**DATASET ROWS**
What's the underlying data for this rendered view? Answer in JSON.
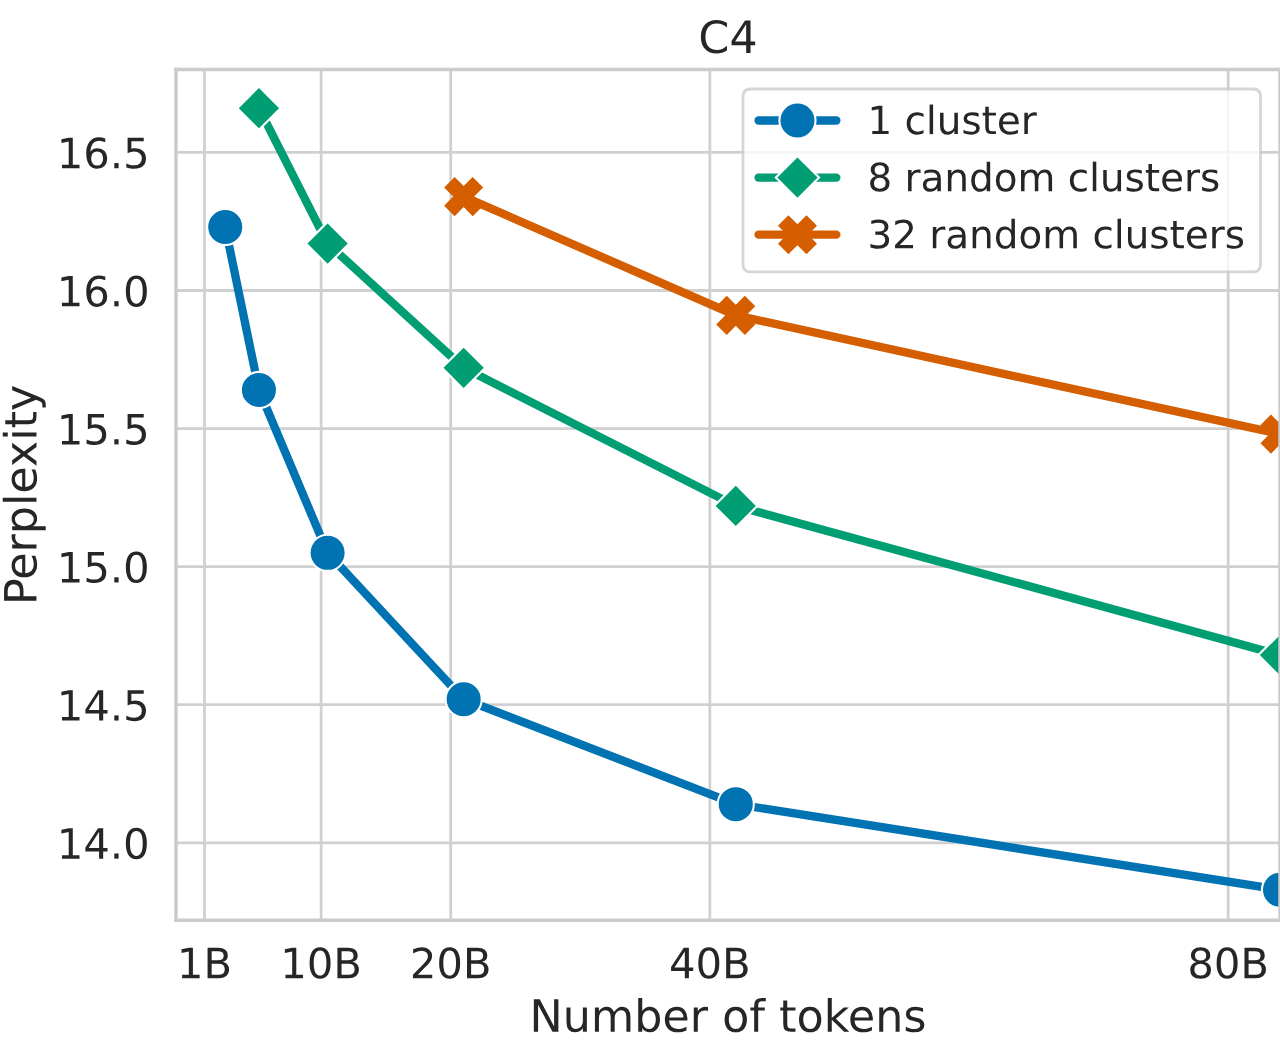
{
  "chart_data": {
    "type": "line",
    "title": "C4",
    "xlabel": "Number of tokens",
    "ylabel": "Perplexity",
    "xlim": [
      -1.2,
      84
    ],
    "xticks": [
      {
        "value": 1,
        "label": "1B"
      },
      {
        "value": 10,
        "label": "10B"
      },
      {
        "value": 20,
        "label": "20B"
      },
      {
        "value": 40,
        "label": "40B"
      },
      {
        "value": 80,
        "label": "80B"
      }
    ],
    "ylim": [
      13.72,
      16.8
    ],
    "yticks": [
      {
        "value": 14.0,
        "label": "14.0"
      },
      {
        "value": 14.5,
        "label": "14.5"
      },
      {
        "value": 15.0,
        "label": "15.0"
      },
      {
        "value": 15.5,
        "label": "15.5"
      },
      {
        "value": 16.0,
        "label": "16.0"
      },
      {
        "value": 16.5,
        "label": "16.5"
      }
    ],
    "grid": true,
    "legend": "top right",
    "line_style": "solid",
    "series": [
      {
        "name": "1 cluster",
        "color": "#0173b2",
        "marker": "circle",
        "x": [
          2.6,
          5.2,
          10.5,
          21,
          42,
          84
        ],
        "values": [
          16.23,
          15.64,
          15.05,
          14.52,
          14.14,
          13.83
        ]
      },
      {
        "name": "8 random clusters",
        "color": "#029e73",
        "marker": "diamond",
        "x": [
          5.2,
          10.5,
          21,
          42,
          84
        ],
        "values": [
          16.66,
          16.17,
          15.72,
          15.22,
          14.68
        ]
      },
      {
        "name": "32 random clusters",
        "color": "#d55e00",
        "marker": "cross",
        "x": [
          21,
          42,
          84
        ],
        "values": [
          16.34,
          15.91,
          15.48
        ]
      }
    ]
  }
}
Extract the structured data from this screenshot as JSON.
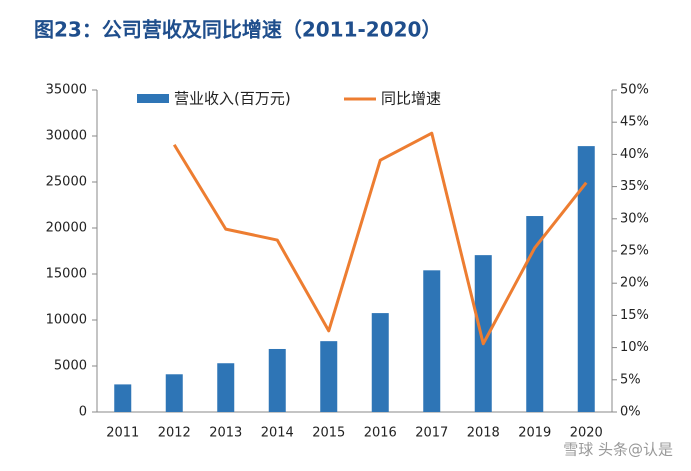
{
  "chart_data": {
    "type": "bar-line",
    "title": "图23：公司营收及同比增速（2011-2020）",
    "categories": [
      "2011",
      "2012",
      "2013",
      "2014",
      "2015",
      "2016",
      "2017",
      "2018",
      "2019",
      "2020"
    ],
    "series": [
      {
        "name": "营业收入(百万元)",
        "type": "bar",
        "color": "#2e75b6",
        "values": [
          3000,
          4100,
          5300,
          6850,
          7700,
          10750,
          15400,
          17050,
          21300,
          28900
        ]
      },
      {
        "name": "同比增速",
        "type": "line",
        "axis": "y2",
        "color": "#ed7d31",
        "values": [
          null,
          41.5,
          28.4,
          26.7,
          12.6,
          39.1,
          43.3,
          10.6,
          25.5,
          35.6
        ]
      }
    ],
    "ylim": [
      0,
      35000
    ],
    "yticks": [
      0,
      5000,
      10000,
      15000,
      20000,
      25000,
      30000,
      35000
    ],
    "y2lim": [
      0,
      50
    ],
    "y2ticks": [
      {
        "value": 0,
        "label": "0%"
      },
      {
        "value": 5,
        "label": "5%"
      },
      {
        "value": 10,
        "label": "10%"
      },
      {
        "value": 15,
        "label": "15%"
      },
      {
        "value": 20,
        "label": "20%"
      },
      {
        "value": 25,
        "label": "25%"
      },
      {
        "value": 30,
        "label": "30%"
      },
      {
        "value": 35,
        "label": "35%"
      },
      {
        "value": 40,
        "label": "40%"
      },
      {
        "value": 45,
        "label": "45%"
      },
      {
        "value": 50,
        "label": "50%"
      }
    ],
    "legend": "top",
    "watermark": "雪球 头条@认是"
  }
}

**WRITTEN PROBLEM**
Using the records above, select and copy every line that has the word "marker".

**EXPECTED ANSWER**
        "marker": "circle",
        "marker": "diamond",
        "marker": "cross",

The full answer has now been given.